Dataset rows

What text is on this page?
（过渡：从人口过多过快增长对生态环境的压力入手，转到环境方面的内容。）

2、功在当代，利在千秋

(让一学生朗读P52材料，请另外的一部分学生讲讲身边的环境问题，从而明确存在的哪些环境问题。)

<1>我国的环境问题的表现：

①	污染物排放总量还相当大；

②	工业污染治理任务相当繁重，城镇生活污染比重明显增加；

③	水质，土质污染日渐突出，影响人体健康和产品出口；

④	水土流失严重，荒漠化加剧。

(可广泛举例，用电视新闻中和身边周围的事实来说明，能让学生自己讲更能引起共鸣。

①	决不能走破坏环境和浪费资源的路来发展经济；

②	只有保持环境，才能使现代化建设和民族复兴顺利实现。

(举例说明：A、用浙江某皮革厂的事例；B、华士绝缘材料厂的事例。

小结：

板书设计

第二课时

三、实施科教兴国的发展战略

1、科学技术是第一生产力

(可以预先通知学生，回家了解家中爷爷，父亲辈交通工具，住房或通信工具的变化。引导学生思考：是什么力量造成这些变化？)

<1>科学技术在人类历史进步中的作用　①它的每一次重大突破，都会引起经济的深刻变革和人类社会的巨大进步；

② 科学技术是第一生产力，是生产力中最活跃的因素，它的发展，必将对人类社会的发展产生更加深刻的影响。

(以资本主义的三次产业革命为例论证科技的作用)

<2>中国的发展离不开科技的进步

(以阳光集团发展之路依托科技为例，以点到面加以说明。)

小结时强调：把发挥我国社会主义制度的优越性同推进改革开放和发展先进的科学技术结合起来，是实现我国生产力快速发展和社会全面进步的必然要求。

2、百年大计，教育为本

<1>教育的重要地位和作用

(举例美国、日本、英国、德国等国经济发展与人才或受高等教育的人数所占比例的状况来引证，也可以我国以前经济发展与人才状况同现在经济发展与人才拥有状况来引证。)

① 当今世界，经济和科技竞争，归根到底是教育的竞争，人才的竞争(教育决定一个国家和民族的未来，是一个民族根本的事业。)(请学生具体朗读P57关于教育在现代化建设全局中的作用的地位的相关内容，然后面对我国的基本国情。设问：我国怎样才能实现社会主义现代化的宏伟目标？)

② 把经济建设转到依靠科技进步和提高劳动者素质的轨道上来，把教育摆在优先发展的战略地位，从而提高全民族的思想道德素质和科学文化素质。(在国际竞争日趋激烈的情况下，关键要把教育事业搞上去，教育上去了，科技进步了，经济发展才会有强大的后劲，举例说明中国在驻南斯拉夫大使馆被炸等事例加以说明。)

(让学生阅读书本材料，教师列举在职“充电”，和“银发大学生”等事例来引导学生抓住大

What to produce
Your task is to repeat the data exactly, with nothing left out.

Full solution
What text is on this page?
（过渡：从人口过多过快增长对生态环境的压力入手，转到环境方面的内容。）

2、功在当代，利在千秋

(让一学生朗读P52材料，请另外的一部分学生讲讲身边的环境问题，从而明确存在的哪些环境问题。)

<1>我国的环境问题的表现：

①	污染物排放总量还相当大；

②	工业污染治理任务相当繁重，城镇生活污染比重明显增加；

③	水质，土质污染日渐突出，影响人体健康和产品出口；

④	水土流失严重，荒漠化加剧。

(可广泛举例，用电视新闻中和身边周围的事实来说明，能让学生自己讲更能引起共鸣。

①	决不能走破坏环境和浪费资源的路来发展经济；

②	只有保持环境，才能使现代化建设和民族复兴顺利实现。

(举例说明：A、用浙江某皮革厂的事例；B、华士绝缘材料厂的事例。

小结：

板书设计

第二课时

三、实施科教兴国的发展战略

1、科学技术是第一生产力

(可以预先通知学生，回家了解家中爷爷，父亲辈交通工具，住房或通信工具的变化。引导学生思考：是什么力量造成这些变化？)

<1>科学技术在人类历史进步中的作用　①它的每一次重大突破，都会引起经济的深刻变革和人类社会的巨大进步；

② 科学技术是第一生产力，是生产力中最活跃的因素，它的发展，必将对人类社会的发展产生更加深刻的影响。

(以资本主义的三次产业革命为例论证科技的作用)

<2>中国的发展离不开科技的进步

(以阳光集团发展之路依托科技为例，以点到面加以说明。)

小结时强调：把发挥我国社会主义制度的优越性同推进改革开放和发展先进的科学技术结合起来，是实现我国生产力快速发展和社会全面进步的必然要求。

2、百年大计，教育为本

<1>教育的重要地位和作用

(举例美国、日本、英国、德国等国经济发展与人才或受高等教育的人数所占比例的状况来引证，也可以我国以前经济发展与人才状况同现在经济发展与人才拥有状况来引证。)

① 当今世界，经济和科技竞争，归根到底是教育的竞争，人才的竞争(教育决定一个国家和民族的未来，是一个民族根本的事业。)(请学生具体朗读P57关于教育在现代化建设全局中的作用的地位的相关内容，然后面对我国的基本国情。设问：我国怎样才能实现社会主义现代化的宏伟目标？)

② 把经济建设转到依靠科技进步和提高劳动者素质的轨道上来，把教育摆在优先发展的战略地位，从而提高全民族的思想道德素质和科学文化素质。(在国际竞争日趋激烈的情况下，关键要把教育事业搞上去，教育上去了，科技进步了，经济发展才会有强大的后劲，举例说明中国在驻南斯拉夫大使馆被炸等事例加以说明。)

(让学生阅读书本材料，教师列举在职“充电”，和“银发大学生”等事例来引导学生抓住大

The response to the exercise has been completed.